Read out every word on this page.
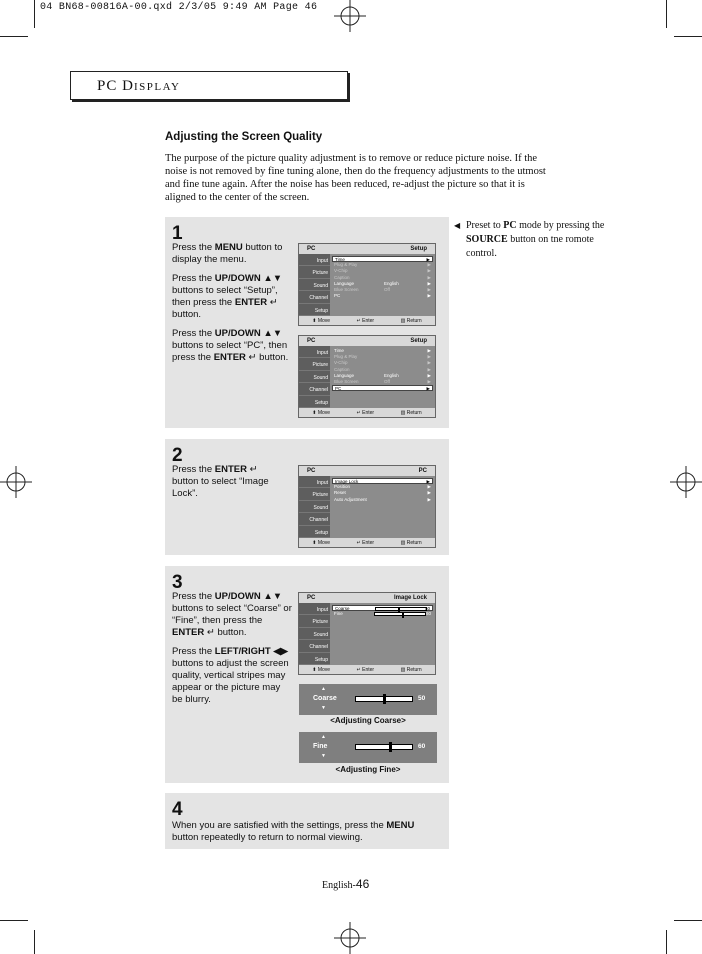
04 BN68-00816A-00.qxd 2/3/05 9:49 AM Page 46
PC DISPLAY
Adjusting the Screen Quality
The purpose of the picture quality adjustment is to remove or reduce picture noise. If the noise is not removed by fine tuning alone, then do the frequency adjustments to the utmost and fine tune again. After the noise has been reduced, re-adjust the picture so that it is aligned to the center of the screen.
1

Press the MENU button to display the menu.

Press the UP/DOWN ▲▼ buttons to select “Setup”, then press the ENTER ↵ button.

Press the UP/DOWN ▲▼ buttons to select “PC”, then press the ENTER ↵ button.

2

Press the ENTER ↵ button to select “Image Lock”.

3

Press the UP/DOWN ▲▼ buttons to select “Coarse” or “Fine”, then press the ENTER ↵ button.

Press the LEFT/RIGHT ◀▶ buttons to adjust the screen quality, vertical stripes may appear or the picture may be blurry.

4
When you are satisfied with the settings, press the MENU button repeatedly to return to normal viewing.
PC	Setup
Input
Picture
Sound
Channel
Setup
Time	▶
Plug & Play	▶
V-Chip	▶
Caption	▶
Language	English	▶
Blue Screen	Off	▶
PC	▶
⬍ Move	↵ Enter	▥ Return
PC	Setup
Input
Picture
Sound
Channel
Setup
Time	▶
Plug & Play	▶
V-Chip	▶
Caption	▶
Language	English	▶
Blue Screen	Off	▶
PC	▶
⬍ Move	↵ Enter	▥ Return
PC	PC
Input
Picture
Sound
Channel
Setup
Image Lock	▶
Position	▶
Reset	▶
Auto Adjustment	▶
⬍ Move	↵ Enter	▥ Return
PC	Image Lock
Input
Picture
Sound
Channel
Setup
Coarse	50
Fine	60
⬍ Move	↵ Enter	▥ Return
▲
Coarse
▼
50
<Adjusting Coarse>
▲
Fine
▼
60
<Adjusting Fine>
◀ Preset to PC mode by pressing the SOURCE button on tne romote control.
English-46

──────────

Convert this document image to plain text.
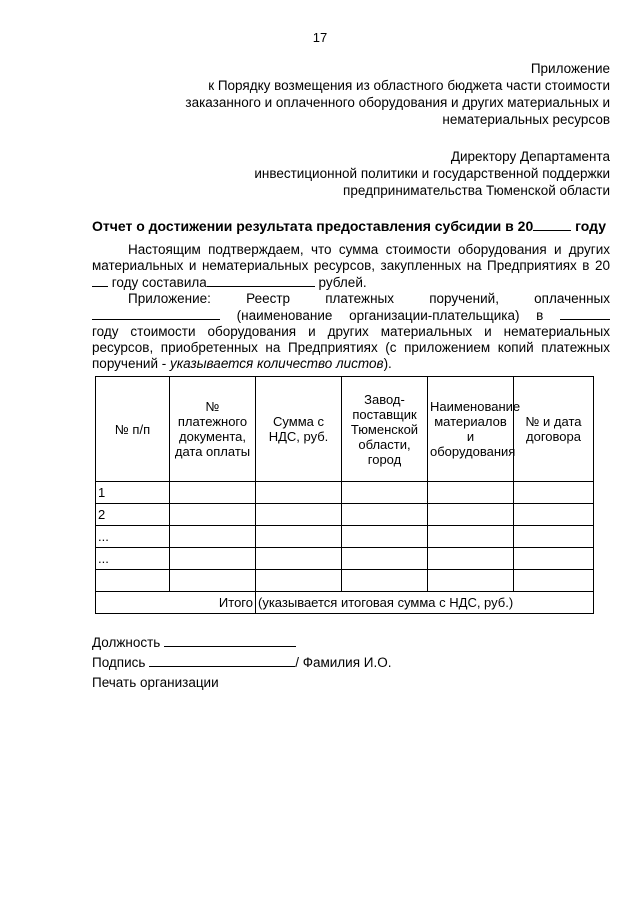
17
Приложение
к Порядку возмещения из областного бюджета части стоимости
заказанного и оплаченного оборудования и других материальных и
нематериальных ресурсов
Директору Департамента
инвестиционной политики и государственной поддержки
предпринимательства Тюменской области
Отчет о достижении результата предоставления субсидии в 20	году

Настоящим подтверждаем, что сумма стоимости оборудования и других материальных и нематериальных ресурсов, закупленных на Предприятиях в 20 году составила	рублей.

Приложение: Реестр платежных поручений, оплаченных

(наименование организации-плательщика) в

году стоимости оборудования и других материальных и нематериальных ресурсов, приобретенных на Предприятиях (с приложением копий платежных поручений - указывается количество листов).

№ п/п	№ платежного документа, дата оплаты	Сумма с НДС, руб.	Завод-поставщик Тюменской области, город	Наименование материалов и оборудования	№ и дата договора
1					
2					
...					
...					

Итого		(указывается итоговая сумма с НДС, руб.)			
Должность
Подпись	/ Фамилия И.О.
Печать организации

──────────

- [WHAT THE TASK ASKS]
Using the records above, copy every line that has the word "Adjusting" in it.

- [EXERCISE OUTPUT]
Adjusting the Screen Quality
<Adjusting Coarse>
<Adjusting Fine>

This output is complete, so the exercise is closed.